Reproduce every entry below precisely. Pictures are excluded from the copy.

-- START OF Supplied material --

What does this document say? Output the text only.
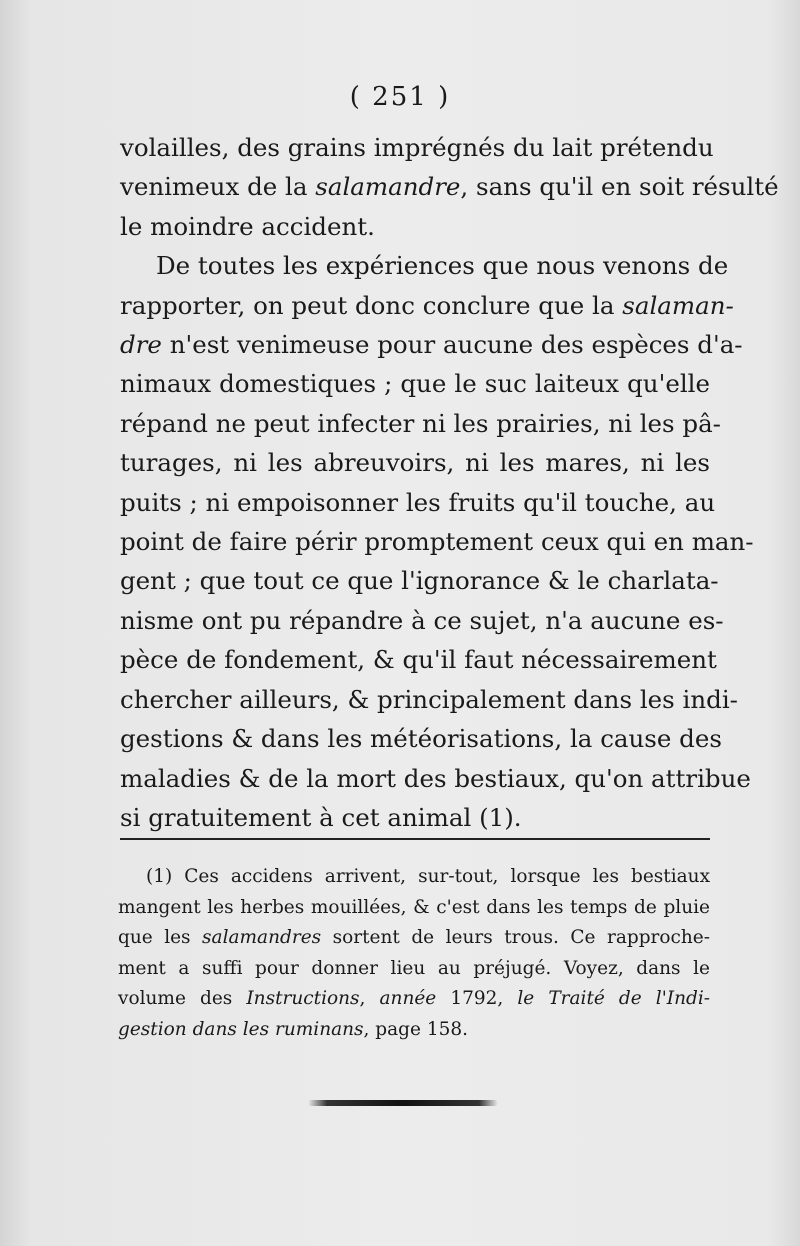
( 251 )
volailles, des grains imprégnés du lait prétendu
venimeux de la salamandre, sans qu'il en soit résulté
le moindre accident.
De toutes les expériences que nous venons de
rapporter, on peut donc conclure que la salaman-
dre n'est venimeuse pour aucune des espèces d'a-
nimaux domestiques ; que le suc laiteux qu'elle
répand ne peut infecter ni les prairies, ni les pâ-
turages, ni les abreuvoirs, ni les mares, ni les
puits ; ni empoisonner les fruits qu'il touche, au
point de faire périr promptement ceux qui en man-
gent ; que tout ce que l'ignorance & le charlata-
nisme ont pu répandre à ce sujet, n'a aucune es-
pèce de fondement, & qu'il faut nécessairement
chercher ailleurs, & principalement dans les indi-
gestions & dans les météorisations, la cause des
maladies & de la mort des bestiaux, qu'on attribue
si gratuitement à cet animal (1).
(1) Ces accidens arrivent, sur-tout, lorsque les bestiaux
mangent les herbes mouillées, & c'est dans les temps de pluie
que les salamandres sortent de leurs trous. Ce rapproche-
ment a suffi pour donner lieu au préjugé. Voyez, dans le
volume des Instructions, année 1792, le Traité de l'Indi-
gestion dans les ruminans, page 158.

-- END OF Supplied material --

_Task result_
What does this document say? Output the text only.
( 251 )
volailles, des grains imprégnés du lait prétendu
venimeux de la salamandre, sans qu'il en soit résulté
le moindre accident.
De toutes les expériences que nous venons de
rapporter, on peut donc conclure que la salaman-
dre n'est venimeuse pour aucune des espèces d'a-
nimaux domestiques ; que le suc laiteux qu'elle
répand ne peut infecter ni les prairies, ni les pâ-
turages, ni les abreuvoirs, ni les mares, ni les
puits ; ni empoisonner les fruits qu'il touche, au
point de faire périr promptement ceux qui en man-
gent ; que tout ce que l'ignorance & le charlata-
nisme ont pu répandre à ce sujet, n'a aucune es-
pèce de fondement, & qu'il faut nécessairement
chercher ailleurs, & principalement dans les indi-
gestions & dans les météorisations, la cause des
maladies & de la mort des bestiaux, qu'on attribue
si gratuitement à cet animal (1).
(1) Ces accidens arrivent, sur-tout, lorsque les bestiaux
mangent les herbes mouillées, & c'est dans les temps de pluie
que les salamandres sortent de leurs trous. Ce rapproche-
ment a suffi pour donner lieu au préjugé. Voyez, dans le
volume des Instructions, année 1792, le Traité de l'Indi-
gestion dans les ruminans, page 158.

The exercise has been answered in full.